EXERCISE — Send back every record word for word, with nothing missing.

RECORD EXCERPTS —

╭──

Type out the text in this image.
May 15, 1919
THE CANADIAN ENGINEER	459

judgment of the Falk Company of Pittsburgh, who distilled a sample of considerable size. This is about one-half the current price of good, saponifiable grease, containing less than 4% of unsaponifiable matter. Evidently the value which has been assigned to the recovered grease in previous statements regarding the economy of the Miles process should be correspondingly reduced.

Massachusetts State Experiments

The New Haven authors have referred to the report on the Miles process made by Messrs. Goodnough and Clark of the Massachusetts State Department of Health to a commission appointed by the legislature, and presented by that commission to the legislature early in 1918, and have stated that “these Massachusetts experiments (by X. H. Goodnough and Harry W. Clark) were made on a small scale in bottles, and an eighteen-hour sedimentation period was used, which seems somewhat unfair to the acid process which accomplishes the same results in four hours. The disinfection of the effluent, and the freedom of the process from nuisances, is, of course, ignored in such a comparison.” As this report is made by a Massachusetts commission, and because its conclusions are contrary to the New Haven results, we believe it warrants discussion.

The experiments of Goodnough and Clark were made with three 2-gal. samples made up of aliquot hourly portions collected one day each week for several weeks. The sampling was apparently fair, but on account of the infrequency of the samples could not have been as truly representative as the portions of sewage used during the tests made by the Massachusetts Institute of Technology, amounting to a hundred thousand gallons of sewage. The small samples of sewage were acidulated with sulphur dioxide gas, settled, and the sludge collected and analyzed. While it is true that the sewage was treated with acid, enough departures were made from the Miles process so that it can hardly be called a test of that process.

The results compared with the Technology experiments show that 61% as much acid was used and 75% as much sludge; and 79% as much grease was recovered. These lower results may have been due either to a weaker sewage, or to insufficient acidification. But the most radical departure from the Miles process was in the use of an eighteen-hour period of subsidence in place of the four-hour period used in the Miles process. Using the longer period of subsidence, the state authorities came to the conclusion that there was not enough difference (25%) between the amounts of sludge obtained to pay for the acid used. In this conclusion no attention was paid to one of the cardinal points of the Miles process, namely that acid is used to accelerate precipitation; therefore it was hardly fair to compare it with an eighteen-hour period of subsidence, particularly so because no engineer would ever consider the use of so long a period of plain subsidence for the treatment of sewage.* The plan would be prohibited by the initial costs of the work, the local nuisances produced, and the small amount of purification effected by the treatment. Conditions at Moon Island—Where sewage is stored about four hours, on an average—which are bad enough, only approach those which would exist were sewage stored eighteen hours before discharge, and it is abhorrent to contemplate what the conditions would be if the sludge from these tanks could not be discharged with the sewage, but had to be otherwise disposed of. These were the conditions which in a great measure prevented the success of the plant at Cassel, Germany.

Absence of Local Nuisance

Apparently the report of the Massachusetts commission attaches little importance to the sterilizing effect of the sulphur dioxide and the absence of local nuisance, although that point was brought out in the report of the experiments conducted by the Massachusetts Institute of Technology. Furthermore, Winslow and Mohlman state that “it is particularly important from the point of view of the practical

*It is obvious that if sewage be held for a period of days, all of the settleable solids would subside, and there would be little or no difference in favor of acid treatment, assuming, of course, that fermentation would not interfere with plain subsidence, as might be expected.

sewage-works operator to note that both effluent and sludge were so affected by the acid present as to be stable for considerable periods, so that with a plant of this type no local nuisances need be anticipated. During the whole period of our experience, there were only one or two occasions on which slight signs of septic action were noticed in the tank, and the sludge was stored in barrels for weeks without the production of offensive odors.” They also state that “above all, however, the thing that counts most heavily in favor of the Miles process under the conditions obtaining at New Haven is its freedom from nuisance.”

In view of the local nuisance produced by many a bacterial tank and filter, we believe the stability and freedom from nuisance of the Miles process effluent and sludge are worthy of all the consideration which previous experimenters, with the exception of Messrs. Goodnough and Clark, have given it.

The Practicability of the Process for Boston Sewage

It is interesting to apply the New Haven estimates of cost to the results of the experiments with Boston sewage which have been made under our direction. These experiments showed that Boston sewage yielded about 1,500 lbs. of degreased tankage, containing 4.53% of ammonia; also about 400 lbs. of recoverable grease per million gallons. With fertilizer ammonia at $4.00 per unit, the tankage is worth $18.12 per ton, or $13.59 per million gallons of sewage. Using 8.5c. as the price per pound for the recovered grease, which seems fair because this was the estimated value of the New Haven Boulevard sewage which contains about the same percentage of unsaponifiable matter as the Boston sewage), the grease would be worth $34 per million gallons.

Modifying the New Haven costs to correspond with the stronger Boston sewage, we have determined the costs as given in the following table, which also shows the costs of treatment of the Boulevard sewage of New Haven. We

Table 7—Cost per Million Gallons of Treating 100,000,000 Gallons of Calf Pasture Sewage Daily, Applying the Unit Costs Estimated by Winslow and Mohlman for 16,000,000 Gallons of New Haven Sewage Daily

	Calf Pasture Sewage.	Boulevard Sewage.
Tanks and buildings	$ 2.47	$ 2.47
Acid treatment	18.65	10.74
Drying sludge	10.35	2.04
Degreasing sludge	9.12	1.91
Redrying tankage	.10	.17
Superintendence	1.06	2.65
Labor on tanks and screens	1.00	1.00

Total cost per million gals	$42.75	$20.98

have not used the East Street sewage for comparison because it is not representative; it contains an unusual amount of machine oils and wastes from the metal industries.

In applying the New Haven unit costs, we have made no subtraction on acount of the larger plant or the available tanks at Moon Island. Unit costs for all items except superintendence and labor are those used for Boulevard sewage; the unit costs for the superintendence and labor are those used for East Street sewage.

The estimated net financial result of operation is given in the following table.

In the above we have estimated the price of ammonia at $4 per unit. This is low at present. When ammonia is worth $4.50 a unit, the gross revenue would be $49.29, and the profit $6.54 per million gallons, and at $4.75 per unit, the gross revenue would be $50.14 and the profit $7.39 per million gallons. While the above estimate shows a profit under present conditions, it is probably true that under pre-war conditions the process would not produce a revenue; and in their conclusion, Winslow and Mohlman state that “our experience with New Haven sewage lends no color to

╰──

ANSWER TO THIS EXERCISE —
Type out the text in this image.
May 15, 1919
THE CANADIAN ENGINEER	459

judgment of the Falk Company of Pittsburgh, who distilled a sample of considerable size. This is about one-half the current price of good, saponifiable grease, containing less than 4% of unsaponifiable matter. Evidently the value which has been assigned to the recovered grease in previous statements regarding the economy of the Miles process should be correspondingly reduced.

Massachusetts State Experiments

The New Haven authors have referred to the report on the Miles process made by Messrs. Goodnough and Clark of the Massachusetts State Department of Health to a commission appointed by the legislature, and presented by that commission to the legislature early in 1918, and have stated that “these Massachusetts experiments (by X. H. Goodnough and Harry W. Clark) were made on a small scale in bottles, and an eighteen-hour sedimentation period was used, which seems somewhat unfair to the acid process which accomplishes the same results in four hours. The disinfection of the effluent, and the freedom of the process from nuisances, is, of course, ignored in such a comparison.” As this report is made by a Massachusetts commission, and because its conclusions are contrary to the New Haven results, we believe it warrants discussion.

The experiments of Goodnough and Clark were made with three 2-gal. samples made up of aliquot hourly portions collected one day each week for several weeks. The sampling was apparently fair, but on account of the infrequency of the samples could not have been as truly representative as the portions of sewage used during the tests made by the Massachusetts Institute of Technology, amounting to a hundred thousand gallons of sewage. The small samples of sewage were acidulated with sulphur dioxide gas, settled, and the sludge collected and analyzed. While it is true that the sewage was treated with acid, enough departures were made from the Miles process so that it can hardly be called a test of that process.

The results compared with the Technology experiments show that 61% as much acid was used and 75% as much sludge; and 79% as much grease was recovered. These lower results may have been due either to a weaker sewage, or to insufficient acidification. But the most radical departure from the Miles process was in the use of an eighteen-hour period of subsidence in place of the four-hour period used in the Miles process. Using the longer period of subsidence, the state authorities came to the conclusion that there was not enough difference (25%) between the amounts of sludge obtained to pay for the acid used. In this conclusion no attention was paid to one of the cardinal points of the Miles process, namely that acid is used to accelerate precipitation; therefore it was hardly fair to compare it with an eighteen-hour period of subsidence, particularly so because no engineer would ever consider the use of so long a period of plain subsidence for the treatment of sewage.* The plan would be prohibited by the initial costs of the work, the local nuisances produced, and the small amount of purification effected by the treatment. Conditions at Moon Island—Where sewage is stored about four hours, on an average—which are bad enough, only approach those which would exist were sewage stored eighteen hours before discharge, and it is abhorrent to contemplate what the conditions would be if the sludge from these tanks could not be discharged with the sewage, but had to be otherwise disposed of. These were the conditions which in a great measure prevented the success of the plant at Cassel, Germany.

Absence of Local Nuisance

Apparently the report of the Massachusetts commission attaches little importance to the sterilizing effect of the sulphur dioxide and the absence of local nuisance, although that point was brought out in the report of the experiments conducted by the Massachusetts Institute of Technology. Furthermore, Winslow and Mohlman state that “it is particularly important from the point of view of the practical

*It is obvious that if sewage be held for a period of days, all of the settleable solids would subside, and there would be little or no difference in favor of acid treatment, assuming, of course, that fermentation would not interfere with plain subsidence, as might be expected.

sewage-works operator to note that both effluent and sludge were so affected by the acid present as to be stable for considerable periods, so that with a plant of this type no local nuisances need be anticipated. During the whole period of our experience, there were only one or two occasions on which slight signs of septic action were noticed in the tank, and the sludge was stored in barrels for weeks without the production of offensive odors.” They also state that “above all, however, the thing that counts most heavily in favor of the Miles process under the conditions obtaining at New Haven is its freedom from nuisance.”

In view of the local nuisance produced by many a bacterial tank and filter, we believe the stability and freedom from nuisance of the Miles process effluent and sludge are worthy of all the consideration which previous experimenters, with the exception of Messrs. Goodnough and Clark, have given it.

The Practicability of the Process for Boston Sewage

It is interesting to apply the New Haven estimates of cost to the results of the experiments with Boston sewage which have been made under our direction. These experiments showed that Boston sewage yielded about 1,500 lbs. of degreased tankage, containing 4.53% of ammonia; also about 400 lbs. of recoverable grease per million gallons. With fertilizer ammonia at $4.00 per unit, the tankage is worth $18.12 per ton, or $13.59 per million gallons of sewage. Using 8.5c. as the price per pound for the recovered grease, which seems fair because this was the estimated value of the New Haven Boulevard sewage which contains about the same percentage of unsaponifiable matter as the Boston sewage), the grease would be worth $34 per million gallons.

Modifying the New Haven costs to correspond with the stronger Boston sewage, we have determined the costs as given in the following table, which also shows the costs of treatment of the Boulevard sewage of New Haven. We

Table 7—Cost per Million Gallons of Treating 100,000,000 Gallons of Calf Pasture Sewage Daily, Applying the Unit Costs Estimated by Winslow and Mohlman for 16,000,000 Gallons of New Haven Sewage Daily

	Calf Pasture Sewage.	Boulevard Sewage.
Tanks and buildings	$ 2.47	$ 2.47
Acid treatment	18.65	10.74
Drying sludge	10.35	2.04
Degreasing sludge	9.12	1.91
Redrying tankage	.10	.17
Superintendence	1.06	2.65
Labor on tanks and screens	1.00	1.00

Total cost per million gals	$42.75	$20.98

have not used the East Street sewage for comparison because it is not representative; it contains an unusual amount of machine oils and wastes from the metal industries.

In applying the New Haven unit costs, we have made no subtraction on acount of the larger plant or the available tanks at Moon Island. Unit costs for all items except superintendence and labor are those used for Boulevard sewage; the unit costs for the superintendence and labor are those used for East Street sewage.

The estimated net financial result of operation is given in the following table.

In the above we have estimated the price of ammonia at $4 per unit. This is low at present. When ammonia is worth $4.50 a unit, the gross revenue would be $49.29, and the profit $6.54 per million gallons, and at $4.75 per unit, the gross revenue would be $50.14 and the profit $7.39 per million gallons. While the above estimate shows a profit under present conditions, it is probably true that under pre-war conditions the process would not produce a revenue; and in their conclusion, Winslow and Mohlman state that “our experience with New Haven sewage lends no color to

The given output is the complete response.